#### Input records
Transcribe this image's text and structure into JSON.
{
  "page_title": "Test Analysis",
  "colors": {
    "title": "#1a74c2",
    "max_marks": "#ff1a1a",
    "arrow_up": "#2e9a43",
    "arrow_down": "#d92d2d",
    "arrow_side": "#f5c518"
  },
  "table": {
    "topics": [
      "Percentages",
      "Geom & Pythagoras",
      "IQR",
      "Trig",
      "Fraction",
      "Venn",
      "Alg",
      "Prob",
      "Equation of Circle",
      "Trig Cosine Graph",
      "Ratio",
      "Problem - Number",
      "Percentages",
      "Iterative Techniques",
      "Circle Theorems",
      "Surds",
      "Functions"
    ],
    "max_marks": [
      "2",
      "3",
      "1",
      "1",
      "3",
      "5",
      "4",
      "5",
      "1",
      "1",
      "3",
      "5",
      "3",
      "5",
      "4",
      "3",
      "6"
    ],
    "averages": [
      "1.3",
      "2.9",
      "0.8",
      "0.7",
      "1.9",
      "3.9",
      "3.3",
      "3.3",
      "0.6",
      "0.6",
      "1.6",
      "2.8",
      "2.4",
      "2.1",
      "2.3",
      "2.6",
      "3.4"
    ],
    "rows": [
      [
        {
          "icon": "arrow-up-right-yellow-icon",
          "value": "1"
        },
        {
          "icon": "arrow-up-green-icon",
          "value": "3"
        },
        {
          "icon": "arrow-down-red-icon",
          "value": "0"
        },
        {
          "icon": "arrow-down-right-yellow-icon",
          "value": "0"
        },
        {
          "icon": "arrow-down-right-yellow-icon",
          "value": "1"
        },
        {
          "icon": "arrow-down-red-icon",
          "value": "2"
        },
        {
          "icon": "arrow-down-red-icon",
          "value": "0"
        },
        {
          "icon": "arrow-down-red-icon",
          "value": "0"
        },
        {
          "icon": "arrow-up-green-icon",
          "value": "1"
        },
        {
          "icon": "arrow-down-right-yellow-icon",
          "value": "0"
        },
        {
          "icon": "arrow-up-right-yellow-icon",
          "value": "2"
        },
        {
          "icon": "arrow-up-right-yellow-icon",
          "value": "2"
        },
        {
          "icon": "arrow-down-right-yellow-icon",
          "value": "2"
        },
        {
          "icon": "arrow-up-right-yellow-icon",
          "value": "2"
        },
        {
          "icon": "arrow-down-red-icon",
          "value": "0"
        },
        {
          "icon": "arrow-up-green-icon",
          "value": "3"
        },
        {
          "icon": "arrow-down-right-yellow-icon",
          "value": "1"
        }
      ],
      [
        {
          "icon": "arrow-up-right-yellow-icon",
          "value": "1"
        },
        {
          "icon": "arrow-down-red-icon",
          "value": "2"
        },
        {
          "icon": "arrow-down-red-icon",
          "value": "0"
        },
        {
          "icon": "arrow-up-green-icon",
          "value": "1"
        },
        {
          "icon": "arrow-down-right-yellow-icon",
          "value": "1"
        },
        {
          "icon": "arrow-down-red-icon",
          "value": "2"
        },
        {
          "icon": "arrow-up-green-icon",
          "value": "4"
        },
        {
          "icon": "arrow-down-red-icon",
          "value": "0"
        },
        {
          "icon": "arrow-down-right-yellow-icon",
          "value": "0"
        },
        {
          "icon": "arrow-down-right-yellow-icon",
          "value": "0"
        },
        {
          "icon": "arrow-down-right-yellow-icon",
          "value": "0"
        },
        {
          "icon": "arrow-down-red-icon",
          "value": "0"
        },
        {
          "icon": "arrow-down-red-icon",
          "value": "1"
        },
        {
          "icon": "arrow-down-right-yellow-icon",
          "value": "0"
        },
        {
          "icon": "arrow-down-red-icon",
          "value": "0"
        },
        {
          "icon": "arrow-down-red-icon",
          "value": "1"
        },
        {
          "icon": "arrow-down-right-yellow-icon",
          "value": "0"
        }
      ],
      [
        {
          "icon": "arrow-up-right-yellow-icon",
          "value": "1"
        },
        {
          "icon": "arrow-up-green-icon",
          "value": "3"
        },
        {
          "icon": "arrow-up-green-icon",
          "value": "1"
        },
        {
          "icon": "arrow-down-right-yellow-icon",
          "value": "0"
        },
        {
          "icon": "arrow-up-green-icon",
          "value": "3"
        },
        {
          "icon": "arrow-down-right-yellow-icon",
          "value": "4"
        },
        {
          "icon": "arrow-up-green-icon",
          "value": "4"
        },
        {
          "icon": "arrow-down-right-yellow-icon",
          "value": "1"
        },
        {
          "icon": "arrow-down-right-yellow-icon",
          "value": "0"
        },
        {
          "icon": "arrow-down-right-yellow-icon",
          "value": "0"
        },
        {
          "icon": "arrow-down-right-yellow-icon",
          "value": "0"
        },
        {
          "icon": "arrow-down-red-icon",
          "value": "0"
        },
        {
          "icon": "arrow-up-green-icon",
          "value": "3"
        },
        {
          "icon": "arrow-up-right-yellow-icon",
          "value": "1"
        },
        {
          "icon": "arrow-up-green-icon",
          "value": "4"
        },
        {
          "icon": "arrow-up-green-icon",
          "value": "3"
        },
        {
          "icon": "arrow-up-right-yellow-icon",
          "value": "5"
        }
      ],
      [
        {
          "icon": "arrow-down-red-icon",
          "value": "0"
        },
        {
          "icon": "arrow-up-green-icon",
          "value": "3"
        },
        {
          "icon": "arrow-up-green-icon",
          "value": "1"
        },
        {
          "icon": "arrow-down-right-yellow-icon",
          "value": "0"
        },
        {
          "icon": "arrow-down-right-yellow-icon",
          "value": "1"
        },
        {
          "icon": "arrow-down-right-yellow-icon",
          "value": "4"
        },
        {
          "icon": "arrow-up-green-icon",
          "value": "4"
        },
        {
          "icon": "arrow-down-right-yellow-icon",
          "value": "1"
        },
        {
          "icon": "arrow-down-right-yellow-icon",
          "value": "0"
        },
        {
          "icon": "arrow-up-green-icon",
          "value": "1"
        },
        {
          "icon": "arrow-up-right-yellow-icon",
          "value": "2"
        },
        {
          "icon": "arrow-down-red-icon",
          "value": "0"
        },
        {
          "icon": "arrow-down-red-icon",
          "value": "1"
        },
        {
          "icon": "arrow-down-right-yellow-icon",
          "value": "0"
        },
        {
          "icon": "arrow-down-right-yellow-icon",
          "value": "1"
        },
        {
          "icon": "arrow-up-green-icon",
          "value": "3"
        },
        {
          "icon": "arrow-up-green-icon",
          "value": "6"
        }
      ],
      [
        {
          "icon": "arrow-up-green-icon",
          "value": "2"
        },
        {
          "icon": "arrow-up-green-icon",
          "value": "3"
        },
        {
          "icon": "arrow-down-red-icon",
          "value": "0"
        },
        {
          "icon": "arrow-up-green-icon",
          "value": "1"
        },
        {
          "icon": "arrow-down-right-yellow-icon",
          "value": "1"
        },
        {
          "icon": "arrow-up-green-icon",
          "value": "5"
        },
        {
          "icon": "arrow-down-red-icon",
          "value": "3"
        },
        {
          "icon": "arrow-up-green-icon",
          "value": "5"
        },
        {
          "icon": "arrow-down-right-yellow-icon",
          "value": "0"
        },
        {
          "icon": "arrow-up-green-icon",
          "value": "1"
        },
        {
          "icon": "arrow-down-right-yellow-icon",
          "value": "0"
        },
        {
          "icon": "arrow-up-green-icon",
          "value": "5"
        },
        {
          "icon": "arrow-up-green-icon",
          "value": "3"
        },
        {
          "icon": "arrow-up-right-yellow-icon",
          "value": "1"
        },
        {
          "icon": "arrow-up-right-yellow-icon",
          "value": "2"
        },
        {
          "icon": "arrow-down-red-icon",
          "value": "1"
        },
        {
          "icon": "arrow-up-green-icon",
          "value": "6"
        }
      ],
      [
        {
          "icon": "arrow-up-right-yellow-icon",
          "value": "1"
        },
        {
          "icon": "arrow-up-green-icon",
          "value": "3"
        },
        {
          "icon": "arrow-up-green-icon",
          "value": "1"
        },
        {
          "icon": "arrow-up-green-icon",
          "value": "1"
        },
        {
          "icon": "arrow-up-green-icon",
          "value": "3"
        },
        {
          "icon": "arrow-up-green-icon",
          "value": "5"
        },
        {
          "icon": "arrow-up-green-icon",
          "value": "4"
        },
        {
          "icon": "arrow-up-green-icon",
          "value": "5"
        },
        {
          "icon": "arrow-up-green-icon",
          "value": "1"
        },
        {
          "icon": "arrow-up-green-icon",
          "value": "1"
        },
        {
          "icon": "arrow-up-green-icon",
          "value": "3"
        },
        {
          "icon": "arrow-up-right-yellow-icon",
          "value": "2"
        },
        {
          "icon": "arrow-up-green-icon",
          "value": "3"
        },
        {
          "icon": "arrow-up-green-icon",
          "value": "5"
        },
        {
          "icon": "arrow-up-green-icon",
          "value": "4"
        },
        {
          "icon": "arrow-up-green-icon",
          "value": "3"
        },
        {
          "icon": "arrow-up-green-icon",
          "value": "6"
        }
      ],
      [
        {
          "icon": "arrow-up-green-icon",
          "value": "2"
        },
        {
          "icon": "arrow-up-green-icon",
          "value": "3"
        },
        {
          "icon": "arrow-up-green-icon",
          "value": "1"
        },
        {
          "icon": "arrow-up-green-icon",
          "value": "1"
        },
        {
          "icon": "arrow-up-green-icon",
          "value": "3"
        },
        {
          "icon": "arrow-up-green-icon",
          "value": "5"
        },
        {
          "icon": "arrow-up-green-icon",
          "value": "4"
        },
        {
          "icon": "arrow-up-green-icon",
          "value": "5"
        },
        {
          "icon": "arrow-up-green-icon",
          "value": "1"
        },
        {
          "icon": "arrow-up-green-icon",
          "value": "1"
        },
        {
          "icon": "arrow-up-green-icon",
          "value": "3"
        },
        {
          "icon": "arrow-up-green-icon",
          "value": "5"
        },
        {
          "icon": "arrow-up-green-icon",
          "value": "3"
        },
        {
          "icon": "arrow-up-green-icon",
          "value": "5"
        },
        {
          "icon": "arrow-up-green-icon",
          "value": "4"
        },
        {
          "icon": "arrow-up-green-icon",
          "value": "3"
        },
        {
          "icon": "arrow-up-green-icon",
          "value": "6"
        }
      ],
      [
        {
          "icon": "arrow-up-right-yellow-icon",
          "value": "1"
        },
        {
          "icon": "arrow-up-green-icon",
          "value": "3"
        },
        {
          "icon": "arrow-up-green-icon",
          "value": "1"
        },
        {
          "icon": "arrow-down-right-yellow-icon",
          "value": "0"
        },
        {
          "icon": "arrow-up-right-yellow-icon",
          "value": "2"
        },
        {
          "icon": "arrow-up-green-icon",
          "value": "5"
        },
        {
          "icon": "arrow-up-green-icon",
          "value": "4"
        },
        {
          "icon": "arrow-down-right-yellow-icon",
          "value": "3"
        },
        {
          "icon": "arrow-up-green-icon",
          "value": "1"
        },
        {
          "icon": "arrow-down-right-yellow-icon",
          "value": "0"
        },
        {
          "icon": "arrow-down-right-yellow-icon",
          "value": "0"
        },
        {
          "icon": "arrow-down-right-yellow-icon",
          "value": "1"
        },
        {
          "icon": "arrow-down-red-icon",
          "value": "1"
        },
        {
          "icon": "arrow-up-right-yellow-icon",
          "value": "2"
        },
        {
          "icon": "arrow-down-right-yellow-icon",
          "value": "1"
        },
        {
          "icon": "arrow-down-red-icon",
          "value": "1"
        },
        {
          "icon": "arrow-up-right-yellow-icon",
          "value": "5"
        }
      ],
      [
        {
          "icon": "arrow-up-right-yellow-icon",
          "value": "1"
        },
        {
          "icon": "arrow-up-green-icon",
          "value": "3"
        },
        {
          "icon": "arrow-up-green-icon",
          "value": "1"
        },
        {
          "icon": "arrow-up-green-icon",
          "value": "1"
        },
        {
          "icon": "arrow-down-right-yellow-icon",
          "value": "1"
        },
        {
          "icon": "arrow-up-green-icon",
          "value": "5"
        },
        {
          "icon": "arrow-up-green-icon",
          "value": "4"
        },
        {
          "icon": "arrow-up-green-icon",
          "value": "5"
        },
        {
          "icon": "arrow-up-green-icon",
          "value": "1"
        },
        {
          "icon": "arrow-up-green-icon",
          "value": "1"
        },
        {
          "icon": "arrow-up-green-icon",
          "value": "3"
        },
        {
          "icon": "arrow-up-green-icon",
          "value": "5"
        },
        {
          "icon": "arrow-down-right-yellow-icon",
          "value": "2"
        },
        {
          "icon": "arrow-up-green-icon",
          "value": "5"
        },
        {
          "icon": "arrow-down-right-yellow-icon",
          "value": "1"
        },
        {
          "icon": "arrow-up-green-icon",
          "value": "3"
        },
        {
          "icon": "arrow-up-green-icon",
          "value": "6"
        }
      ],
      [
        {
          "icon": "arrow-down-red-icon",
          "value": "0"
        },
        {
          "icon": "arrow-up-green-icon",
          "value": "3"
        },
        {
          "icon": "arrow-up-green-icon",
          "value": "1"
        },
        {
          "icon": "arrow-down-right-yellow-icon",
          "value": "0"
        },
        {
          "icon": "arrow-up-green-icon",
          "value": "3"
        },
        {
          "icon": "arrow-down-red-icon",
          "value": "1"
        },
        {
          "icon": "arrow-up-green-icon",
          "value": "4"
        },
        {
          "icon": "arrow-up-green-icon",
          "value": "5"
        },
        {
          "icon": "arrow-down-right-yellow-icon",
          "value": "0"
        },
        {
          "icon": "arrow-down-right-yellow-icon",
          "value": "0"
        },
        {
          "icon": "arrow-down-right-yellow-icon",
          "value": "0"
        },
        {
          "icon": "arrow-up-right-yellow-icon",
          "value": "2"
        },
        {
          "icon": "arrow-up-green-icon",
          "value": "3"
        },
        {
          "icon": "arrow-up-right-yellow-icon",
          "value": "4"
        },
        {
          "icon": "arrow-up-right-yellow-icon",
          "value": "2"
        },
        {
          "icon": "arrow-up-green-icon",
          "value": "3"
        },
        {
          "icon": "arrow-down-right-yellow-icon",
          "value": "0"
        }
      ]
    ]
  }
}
########
Problem to work on => Copy each line above containing the string "Circle".

Answer for this exercise =>
      "Equation of Circle",
      "Circle Theorems",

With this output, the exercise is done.